Recorded data:
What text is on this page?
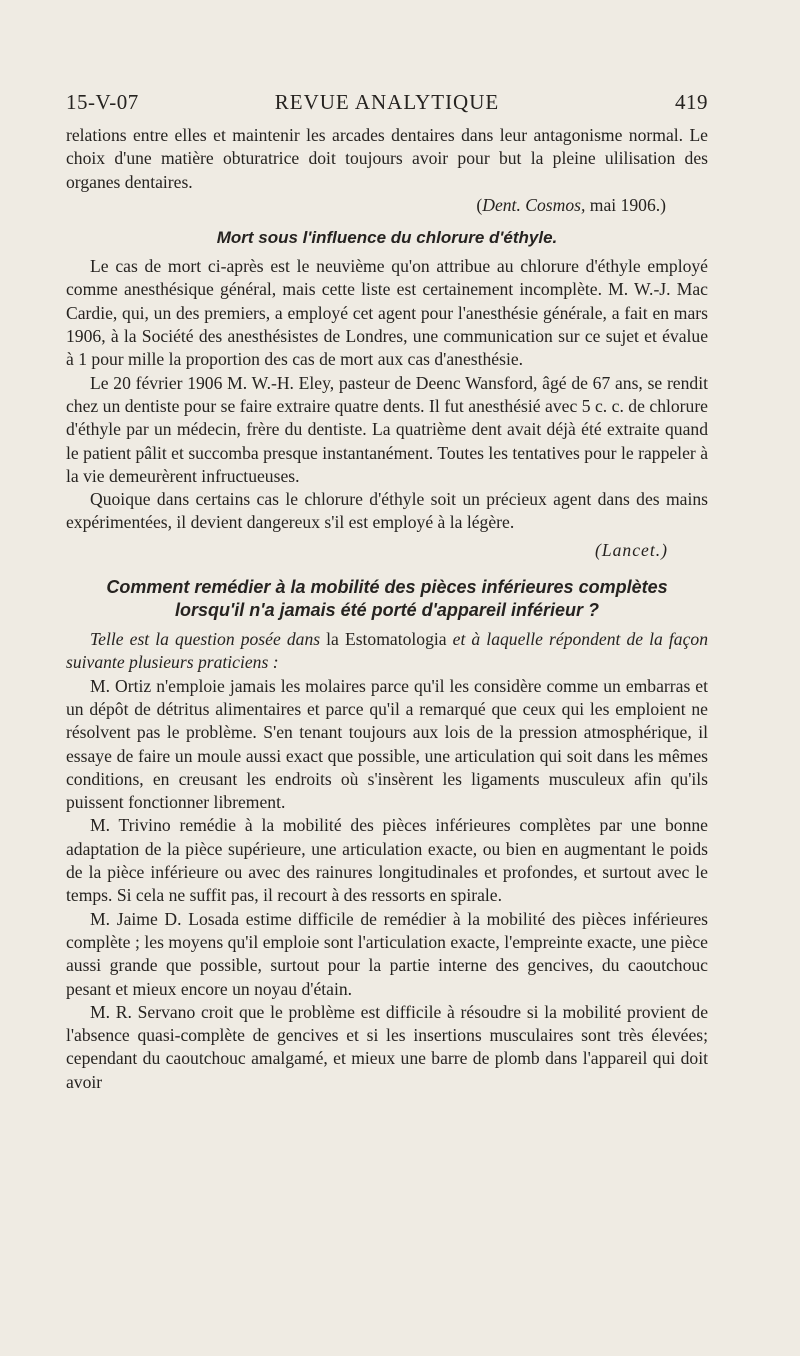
15-V-07	REVUE ANALYTIQUE	419

relations entre elles et maintenir les arcades dentaires dans leur antagonisme normal. Le choix d'une matière obturatrice doit toujours avoir pour but la pleine ulilisation des organes dentaires.

(Dent. Cosmos, mai 1906.)
Mort sous l'influence du chlorure d'éthyle.

Le cas de mort ci-après est le neuvième qu'on attribue au chlorure d'éthyle employé comme anesthésique général, mais cette liste est certainement incomplète. M. W.-J. Mac Cardie, qui, un des premiers, a employé cet agent pour l'anesthésie générale, a fait en mars 1906, à la Société des anesthésistes de Londres, une communication sur ce sujet et évalue à 1 pour mille la proportion des cas de mort aux cas d'anesthésie.

Le 20 février 1906 M. W.-H. Eley, pasteur de Deenc Wansford, âgé de 67 ans, se rendit chez un dentiste pour se faire extraire quatre dents. Il fut anesthésié avec 5 c. c. de chlorure d'éthyle par un médecin, frère du dentiste. La quatrième dent avait déjà été extraite quand le patient pâlit et succomba presque instantanément. Toutes les tentatives pour le rappeler à la vie demeurèrent infructueuses.

Quoique dans certains cas le chlorure d'éthyle soit un précieux agent dans des mains expérimentées, il devient dangereux s'il est employé à la légère.

(Lancet.)
Comment remédier à la mobilité des pièces inférieures complètes
lorsqu'il n'a jamais été porté d'appareil inférieur ?

Telle est la question posée dans la Estomatologia et à laquelle répondent de la façon suivante plusieurs praticiens :

M. Ortiz n'emploie jamais les molaires parce qu'il les considère comme un embarras et un dépôt de détritus alimentaires et parce qu'il a remarqué que ceux qui les emploient ne résolvent pas le problème. S'en tenant toujours aux lois de la pression atmosphérique, il essaye de faire un moule aussi exact que possible, une articulation qui soit dans les mêmes conditions, en creusant les endroits où s'insèrent les ligaments musculeux afin qu'ils puissent fonctionner librement.

M. Trivino remédie à la mobilité des pièces inférieures complètes par une bonne adaptation de la pièce supérieure, une articulation exacte, ou bien en augmentant le poids de la pièce inférieure ou avec des rainures longitudinales et profondes, et surtout avec le temps. Si cela ne suffit pas, il recourt à des ressorts en spirale.

M. Jaime D. Losada estime difficile de remédier à la mobilité des pièces inférieures complète ; les moyens qu'il emploie sont l'articulation exacte, l'empreinte exacte, une pièce aussi grande que possible, surtout pour la partie interne des gencives, du caoutchouc pesant et mieux encore un noyau d'étain.

M. R. Servano croit que le problème est difficile à résoudre si la mobilité provient de l'absence quasi-complète de gencives et si les insertions musculaires sont très élevées; cependant du caoutchouc amalgamé, et mieux une barre de plomb dans l'appareil qui doit avoir
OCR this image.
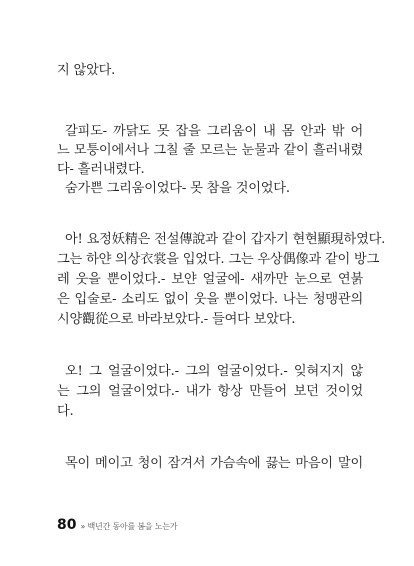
지 않았다.
갈피도- 까닭도 못 잡을 그리움이 내 몸 안과 밖 어
느 모퉁이에서나 그칠 줄 모르는 눈물과 같이 흘러내렸
다- 흘러내렸다.
숨가쁜 그리움이었다- 못 참을 것이었다.
아! 요정妖精은 전설傳說과 같이 갑자기 현현顯現하였다.
그는 하얀 의상衣裳을 입었다. 그는 우상偶像과 같이 방그
레 웃을 뿐이었다.- 보얀 얼굴에- 새까만 눈으로 연붉
은 입술로- 소리도 없이 웃을 뿐이었다. 나는 청맹관의
시양觀從으로 바라보았다.- 들여다 보았다.
오! 그 얼굴이었다.- 그의 얼굴이었다.- 잊혀지지 않
는 그의 얼굴이었다.- 내가 항상 만들어 보던 것이었
다.
목이 메이고 청이 잠겨서 가슴속에 끓는 마음이 말이
80 » 백년간 동아를 봄을 노는가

* Task statement: Tally the lines in this data that hold the word "뿐이었다" and state only the count.

* Exercise result: 2